Given task 1
Swap "chevron-right-icon" for "arrow-right-icon" throughout the Stored data entries below, and keep every other part of those entries the same.

-=-=-

The Marriage of Kitty is a lost 1915 American silent comedy film directed by George Melford.

It was written by Francis de Croisset, Fred de Gresac, Cosmo Gordon Lennox and Hector Turnbull. The origin of the work was de Croisset, who wrote the French play La Passerelle in 1902, and was soon adapted to English by Lennox as The Marriage of Kitty.

The film stars Fannie Ward, Richard Morris, Jack Dean, Cleo Ridgely, and Tom Forman. The film was released on August 16, 1915, by Paramount Pictures.

Plot
The film depicts a young woman who agrees to a sham wedding with Lord Riginald Belsize because his inheritance prohibits him from marrying his girlfriend who is an actress. Belsize is convinced if he marries someone else and hires that woman to be his "wife" he can hide his relationship with his girlfriend. Eventually the young woman and the Lord fall in love even though that wasn't the original intention of either of them and she reveals that his girlfriend is a dangerous woman.

-=-=-

Given task 2
According to the text about The Marriage of Kitty, on what date was the film released?

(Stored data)

-=-=-

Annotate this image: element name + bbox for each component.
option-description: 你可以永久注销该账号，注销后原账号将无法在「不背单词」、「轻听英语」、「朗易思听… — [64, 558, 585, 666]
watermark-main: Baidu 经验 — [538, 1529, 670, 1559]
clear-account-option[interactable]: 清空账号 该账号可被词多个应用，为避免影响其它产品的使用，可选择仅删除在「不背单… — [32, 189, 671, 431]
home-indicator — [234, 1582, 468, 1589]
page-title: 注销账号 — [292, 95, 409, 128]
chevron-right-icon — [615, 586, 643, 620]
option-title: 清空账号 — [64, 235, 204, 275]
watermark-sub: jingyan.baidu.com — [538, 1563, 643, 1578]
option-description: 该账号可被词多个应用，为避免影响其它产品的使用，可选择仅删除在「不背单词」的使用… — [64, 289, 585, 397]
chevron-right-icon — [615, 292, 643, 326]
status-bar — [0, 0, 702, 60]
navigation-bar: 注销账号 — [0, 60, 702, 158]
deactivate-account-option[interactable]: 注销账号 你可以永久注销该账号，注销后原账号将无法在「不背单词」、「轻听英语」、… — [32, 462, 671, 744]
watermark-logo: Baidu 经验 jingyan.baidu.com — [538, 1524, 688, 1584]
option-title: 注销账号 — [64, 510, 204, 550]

-=-=-

Finished answer 1
Annotate this image: element name + bbox for each component.
option-description: 你可以永久注销该账号，注销后原账号将无法在「不背单词」、「轻听英语」、「朗易思听… — [64, 558, 585, 666]
watermark-main: Baidu 经验 — [538, 1529, 670, 1559]
clear-account-option[interactable]: 清空账号 该账号可被词多个应用，为避免影响其它产品的使用，可选择仅删除在「不背单… — [32, 189, 671, 431]
home-indicator — [234, 1582, 468, 1589]
page-title: 注销账号 — [292, 95, 409, 128]
arrow-right-icon — [615, 586, 643, 620]
option-title: 清空账号 — [64, 235, 204, 275]
watermark-sub: jingyan.baidu.com — [538, 1563, 643, 1578]
option-description: 该账号可被词多个应用，为避免影响其它产品的使用，可选择仅删除在「不背单词」的使用… — [64, 289, 585, 397]
arrow-right-icon — [615, 292, 643, 326]
status-bar — [0, 0, 702, 60]
navigation-bar: 注销账号 — [0, 60, 702, 158]
deactivate-account-option[interactable]: 注销账号 你可以永久注销该账号，注销后原账号将无法在「不背单词」、「轻听英语」、… — [32, 462, 671, 744]
watermark-logo: Baidu 经验 jingyan.baidu.com — [538, 1524, 688, 1584]
option-title: 注销账号 — [64, 510, 204, 550]

Finished answer 2
August 16, 1915.